## START

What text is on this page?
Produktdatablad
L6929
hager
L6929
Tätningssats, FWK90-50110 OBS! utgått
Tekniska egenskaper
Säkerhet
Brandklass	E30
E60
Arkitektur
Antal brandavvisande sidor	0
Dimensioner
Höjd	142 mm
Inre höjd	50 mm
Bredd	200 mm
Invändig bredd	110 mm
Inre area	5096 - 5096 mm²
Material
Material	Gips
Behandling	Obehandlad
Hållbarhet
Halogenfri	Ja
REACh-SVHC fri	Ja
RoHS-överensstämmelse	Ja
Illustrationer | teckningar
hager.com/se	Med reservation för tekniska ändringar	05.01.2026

## END

[Task description] Print every line of the records exactly. Omit nothing.

[Written solution]
What text is on this page?
Produktdatablad
L6929
hager
L6929
Tätningssats, FWK90-50110 OBS! utgått
Tekniska egenskaper
Säkerhet
Brandklass	E30
E60
Arkitektur
Antal brandavvisande sidor	0
Dimensioner
Höjd	142 mm
Inre höjd	50 mm
Bredd	200 mm
Invändig bredd	110 mm
Inre area	5096 - 5096 mm²
Material
Material	Gips
Behandling	Obehandlad
Hållbarhet
Halogenfri	Ja
REACh-SVHC fri	Ja
RoHS-överensstämmelse	Ja
Illustrationer | teckningar
hager.com/se	Med reservation för tekniska ändringar	05.01.2026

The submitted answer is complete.